What to produce.
Write down each entry again, exactly as it reads.

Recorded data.
□ □ □

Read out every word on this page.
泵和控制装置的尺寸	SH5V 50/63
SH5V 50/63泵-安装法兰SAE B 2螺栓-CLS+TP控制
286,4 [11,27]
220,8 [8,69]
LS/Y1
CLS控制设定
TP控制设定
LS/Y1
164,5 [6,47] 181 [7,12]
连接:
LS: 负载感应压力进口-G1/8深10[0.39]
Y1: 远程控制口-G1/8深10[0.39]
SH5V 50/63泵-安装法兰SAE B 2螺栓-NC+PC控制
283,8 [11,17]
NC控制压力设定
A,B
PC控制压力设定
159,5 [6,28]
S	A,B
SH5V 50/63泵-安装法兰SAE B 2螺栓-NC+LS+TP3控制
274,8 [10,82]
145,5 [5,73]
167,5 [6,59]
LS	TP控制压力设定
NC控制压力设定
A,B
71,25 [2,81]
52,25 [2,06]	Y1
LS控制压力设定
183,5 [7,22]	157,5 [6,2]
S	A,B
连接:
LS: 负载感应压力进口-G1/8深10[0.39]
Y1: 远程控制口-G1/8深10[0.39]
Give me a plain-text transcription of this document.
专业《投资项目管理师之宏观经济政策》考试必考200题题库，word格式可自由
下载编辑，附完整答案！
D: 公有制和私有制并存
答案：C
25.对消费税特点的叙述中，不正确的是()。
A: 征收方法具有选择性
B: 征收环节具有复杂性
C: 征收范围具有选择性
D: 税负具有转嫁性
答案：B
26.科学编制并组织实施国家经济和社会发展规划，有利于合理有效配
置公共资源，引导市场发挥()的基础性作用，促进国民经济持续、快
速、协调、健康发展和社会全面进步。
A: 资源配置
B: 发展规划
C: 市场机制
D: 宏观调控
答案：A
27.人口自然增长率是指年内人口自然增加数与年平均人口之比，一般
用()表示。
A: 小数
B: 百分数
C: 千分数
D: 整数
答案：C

□ □ □

Result of this task.
Read out every word on this page.
泵和控制装置的尺寸	SH5V 50/63
SH5V 50/63泵-安装法兰SAE B 2螺栓-CLS+TP控制
286,4 [11,27]
220,8 [8,69]
LS/Y1
CLS控制设定
TP控制设定
LS/Y1
164,5 [6,47] 181 [7,12]
连接:
LS: 负载感应压力进口-G1/8深10[0.39]
Y1: 远程控制口-G1/8深10[0.39]
SH5V 50/63泵-安装法兰SAE B 2螺栓-NC+PC控制
283,8 [11,17]
NC控制压力设定
A,B
PC控制压力设定
159,5 [6,28]
S	A,B
SH5V 50/63泵-安装法兰SAE B 2螺栓-NC+LS+TP3控制
274,8 [10,82]
145,5 [5,73]
167,5 [6,59]
LS	TP控制压力设定
NC控制压力设定
A,B
71,25 [2,81]
52,25 [2,06]	Y1
LS控制压力设定
183,5 [7,22]	157,5 [6,2]
S	A,B
连接:
LS: 负载感应压力进口-G1/8深10[0.39]
Y1: 远程控制口-G1/8深10[0.39]
Give me a plain-text transcription of this document.
专业《投资项目管理师之宏观经济政策》考试必考200题题库，word格式可自由
下载编辑，附完整答案！
D: 公有制和私有制并存
答案：C
25.对消费税特点的叙述中，不正确的是()。
A: 征收方法具有选择性
B: 征收环节具有复杂性
C: 征收范围具有选择性
D: 税负具有转嫁性
答案：B
26.科学编制并组织实施国家经济和社会发展规划，有利于合理有效配
置公共资源，引导市场发挥()的基础性作用，促进国民经济持续、快
速、协调、健康发展和社会全面进步。
A: 资源配置
B: 发展规划
C: 市场机制
D: 宏观调控
答案：A
27.人口自然增长率是指年内人口自然增加数与年平均人口之比，一般
用()表示。
A: 小数
B: 百分数
C: 千分数
D: 整数
答案：C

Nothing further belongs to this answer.